Your objective: In the first block of records below, reproduce word for word every line from the one containing "brand-logo: 露股GO [40, 446, 132, 538]" down to the one containing "value-cell: 79.7 [626, 584, 668, 618]", both included.
----
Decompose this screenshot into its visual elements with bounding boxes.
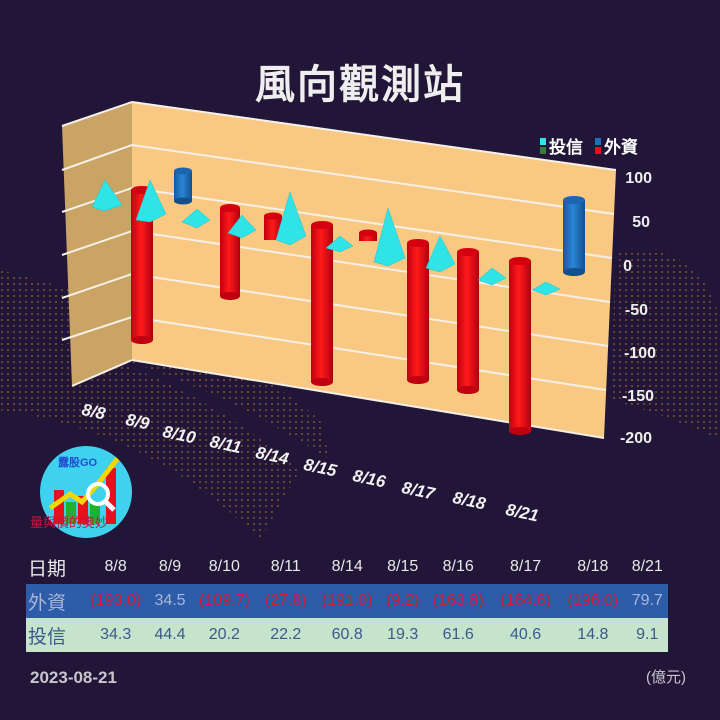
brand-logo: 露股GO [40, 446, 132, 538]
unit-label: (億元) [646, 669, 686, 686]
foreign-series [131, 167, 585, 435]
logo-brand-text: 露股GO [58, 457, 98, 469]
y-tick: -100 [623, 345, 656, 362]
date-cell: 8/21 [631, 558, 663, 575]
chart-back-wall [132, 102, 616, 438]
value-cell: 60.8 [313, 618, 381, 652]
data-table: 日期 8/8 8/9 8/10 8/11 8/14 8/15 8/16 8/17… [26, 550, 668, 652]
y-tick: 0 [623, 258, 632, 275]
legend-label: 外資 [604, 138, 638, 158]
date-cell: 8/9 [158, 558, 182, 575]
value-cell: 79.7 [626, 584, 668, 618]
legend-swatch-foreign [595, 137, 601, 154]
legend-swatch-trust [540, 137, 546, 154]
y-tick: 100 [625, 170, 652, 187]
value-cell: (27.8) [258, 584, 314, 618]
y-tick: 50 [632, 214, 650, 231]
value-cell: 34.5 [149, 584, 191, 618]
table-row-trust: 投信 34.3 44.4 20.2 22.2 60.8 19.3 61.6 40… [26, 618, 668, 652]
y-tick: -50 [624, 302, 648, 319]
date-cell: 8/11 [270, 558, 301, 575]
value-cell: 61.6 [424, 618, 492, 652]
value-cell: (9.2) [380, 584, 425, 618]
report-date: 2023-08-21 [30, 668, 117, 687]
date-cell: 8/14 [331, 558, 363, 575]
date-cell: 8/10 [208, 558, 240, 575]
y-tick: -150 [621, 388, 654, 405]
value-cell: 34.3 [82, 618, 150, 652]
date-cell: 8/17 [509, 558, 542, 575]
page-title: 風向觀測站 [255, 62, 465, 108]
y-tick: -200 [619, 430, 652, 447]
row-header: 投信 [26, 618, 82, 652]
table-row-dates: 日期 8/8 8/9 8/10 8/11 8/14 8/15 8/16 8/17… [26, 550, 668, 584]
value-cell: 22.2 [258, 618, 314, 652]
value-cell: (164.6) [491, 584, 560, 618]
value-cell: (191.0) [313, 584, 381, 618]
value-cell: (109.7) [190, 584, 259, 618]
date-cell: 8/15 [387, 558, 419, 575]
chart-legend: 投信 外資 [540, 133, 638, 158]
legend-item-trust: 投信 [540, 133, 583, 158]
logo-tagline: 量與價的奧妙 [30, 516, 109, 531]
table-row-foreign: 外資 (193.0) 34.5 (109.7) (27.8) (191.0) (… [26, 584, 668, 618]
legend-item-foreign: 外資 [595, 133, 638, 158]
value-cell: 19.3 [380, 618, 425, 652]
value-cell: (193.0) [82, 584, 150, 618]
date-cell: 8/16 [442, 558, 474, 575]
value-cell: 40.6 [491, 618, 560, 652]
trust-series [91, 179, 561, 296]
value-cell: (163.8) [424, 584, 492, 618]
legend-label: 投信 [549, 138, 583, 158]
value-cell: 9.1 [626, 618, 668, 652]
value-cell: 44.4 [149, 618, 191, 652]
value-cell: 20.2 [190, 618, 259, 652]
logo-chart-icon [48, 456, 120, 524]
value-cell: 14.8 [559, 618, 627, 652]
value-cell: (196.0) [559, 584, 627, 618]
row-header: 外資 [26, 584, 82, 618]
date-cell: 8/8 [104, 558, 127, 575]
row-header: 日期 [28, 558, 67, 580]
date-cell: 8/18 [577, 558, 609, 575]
----
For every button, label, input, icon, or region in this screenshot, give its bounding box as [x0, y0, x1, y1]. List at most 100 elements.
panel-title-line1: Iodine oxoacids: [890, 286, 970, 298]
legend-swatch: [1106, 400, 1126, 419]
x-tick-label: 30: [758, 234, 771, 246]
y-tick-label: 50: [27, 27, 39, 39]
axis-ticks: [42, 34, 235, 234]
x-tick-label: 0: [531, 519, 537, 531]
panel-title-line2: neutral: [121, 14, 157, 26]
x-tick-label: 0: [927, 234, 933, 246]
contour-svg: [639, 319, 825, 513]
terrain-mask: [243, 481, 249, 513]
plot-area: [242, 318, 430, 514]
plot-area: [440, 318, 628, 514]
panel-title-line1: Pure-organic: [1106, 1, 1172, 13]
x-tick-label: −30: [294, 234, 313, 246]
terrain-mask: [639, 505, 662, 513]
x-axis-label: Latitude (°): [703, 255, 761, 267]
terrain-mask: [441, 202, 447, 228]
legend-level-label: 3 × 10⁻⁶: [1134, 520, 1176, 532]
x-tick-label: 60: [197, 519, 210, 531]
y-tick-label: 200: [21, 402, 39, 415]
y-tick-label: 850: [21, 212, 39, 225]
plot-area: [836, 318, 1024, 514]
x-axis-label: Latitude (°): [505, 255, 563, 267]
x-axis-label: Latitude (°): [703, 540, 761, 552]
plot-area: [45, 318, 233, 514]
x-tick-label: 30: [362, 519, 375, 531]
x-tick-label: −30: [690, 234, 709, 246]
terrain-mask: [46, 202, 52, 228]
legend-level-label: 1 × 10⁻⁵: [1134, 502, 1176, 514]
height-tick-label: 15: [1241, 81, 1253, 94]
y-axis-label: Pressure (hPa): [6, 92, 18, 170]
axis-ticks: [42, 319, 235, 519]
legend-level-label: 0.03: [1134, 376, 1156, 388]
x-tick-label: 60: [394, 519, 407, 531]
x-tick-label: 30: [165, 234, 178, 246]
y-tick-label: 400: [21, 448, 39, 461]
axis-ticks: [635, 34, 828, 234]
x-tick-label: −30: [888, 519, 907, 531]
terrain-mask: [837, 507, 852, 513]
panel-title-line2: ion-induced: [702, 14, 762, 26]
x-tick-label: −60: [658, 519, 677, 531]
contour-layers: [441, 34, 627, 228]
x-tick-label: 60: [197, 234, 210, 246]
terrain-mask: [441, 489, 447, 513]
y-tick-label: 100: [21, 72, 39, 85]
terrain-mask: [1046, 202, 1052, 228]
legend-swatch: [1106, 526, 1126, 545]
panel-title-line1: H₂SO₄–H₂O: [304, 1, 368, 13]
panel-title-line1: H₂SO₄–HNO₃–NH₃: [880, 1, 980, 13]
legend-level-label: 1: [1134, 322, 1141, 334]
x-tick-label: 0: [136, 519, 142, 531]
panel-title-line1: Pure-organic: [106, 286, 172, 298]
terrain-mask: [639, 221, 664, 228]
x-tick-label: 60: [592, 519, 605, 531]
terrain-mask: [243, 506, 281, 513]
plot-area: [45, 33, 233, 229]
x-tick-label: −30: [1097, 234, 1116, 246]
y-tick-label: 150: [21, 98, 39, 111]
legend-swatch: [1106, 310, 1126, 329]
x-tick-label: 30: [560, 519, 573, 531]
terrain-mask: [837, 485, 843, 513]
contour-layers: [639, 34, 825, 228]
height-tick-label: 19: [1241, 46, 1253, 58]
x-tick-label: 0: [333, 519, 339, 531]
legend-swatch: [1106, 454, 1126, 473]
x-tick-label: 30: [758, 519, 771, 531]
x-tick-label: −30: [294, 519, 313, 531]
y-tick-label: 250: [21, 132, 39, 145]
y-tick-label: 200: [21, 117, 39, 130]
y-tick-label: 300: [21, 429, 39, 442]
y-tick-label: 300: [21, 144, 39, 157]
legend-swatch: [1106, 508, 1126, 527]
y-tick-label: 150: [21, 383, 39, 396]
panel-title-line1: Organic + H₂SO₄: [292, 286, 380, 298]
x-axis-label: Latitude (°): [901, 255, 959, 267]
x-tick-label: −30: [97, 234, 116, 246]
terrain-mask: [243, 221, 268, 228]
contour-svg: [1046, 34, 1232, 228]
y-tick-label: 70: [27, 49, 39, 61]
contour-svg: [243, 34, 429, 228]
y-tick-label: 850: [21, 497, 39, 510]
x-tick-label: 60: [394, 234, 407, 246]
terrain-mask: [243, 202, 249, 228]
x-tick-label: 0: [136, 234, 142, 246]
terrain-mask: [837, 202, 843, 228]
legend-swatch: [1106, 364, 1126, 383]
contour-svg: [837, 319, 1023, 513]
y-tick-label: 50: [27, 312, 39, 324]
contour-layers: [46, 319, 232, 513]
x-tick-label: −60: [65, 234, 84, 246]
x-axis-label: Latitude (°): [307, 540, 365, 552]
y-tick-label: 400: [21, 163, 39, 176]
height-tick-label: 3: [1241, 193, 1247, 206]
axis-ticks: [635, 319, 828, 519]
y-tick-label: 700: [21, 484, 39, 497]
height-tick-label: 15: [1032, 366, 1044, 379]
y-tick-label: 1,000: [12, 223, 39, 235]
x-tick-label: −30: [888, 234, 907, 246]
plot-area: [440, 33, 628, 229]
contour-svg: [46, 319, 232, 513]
----
Answer for the task:
brand-logo: 露股GO [40, 446, 132, 538]
unit-label: (億元) [646, 669, 686, 686]
foreign-series [131, 167, 585, 435]
logo-brand-text: 露股GO [58, 457, 98, 469]
y-tick: -100 [623, 345, 656, 362]
date-cell: 8/21 [631, 558, 663, 575]
chart-back-wall [132, 102, 616, 438]
value-cell: 60.8 [313, 618, 381, 652]
data-table: 日期 8/8 8/9 8/10 8/11 8/14 8/15 8/16 8/17… [26, 550, 668, 652]
y-tick: 0 [623, 258, 632, 275]
legend-label: 外資 [604, 138, 638, 158]
date-cell: 8/9 [158, 558, 182, 575]
value-cell: 79.7 [626, 584, 668, 618]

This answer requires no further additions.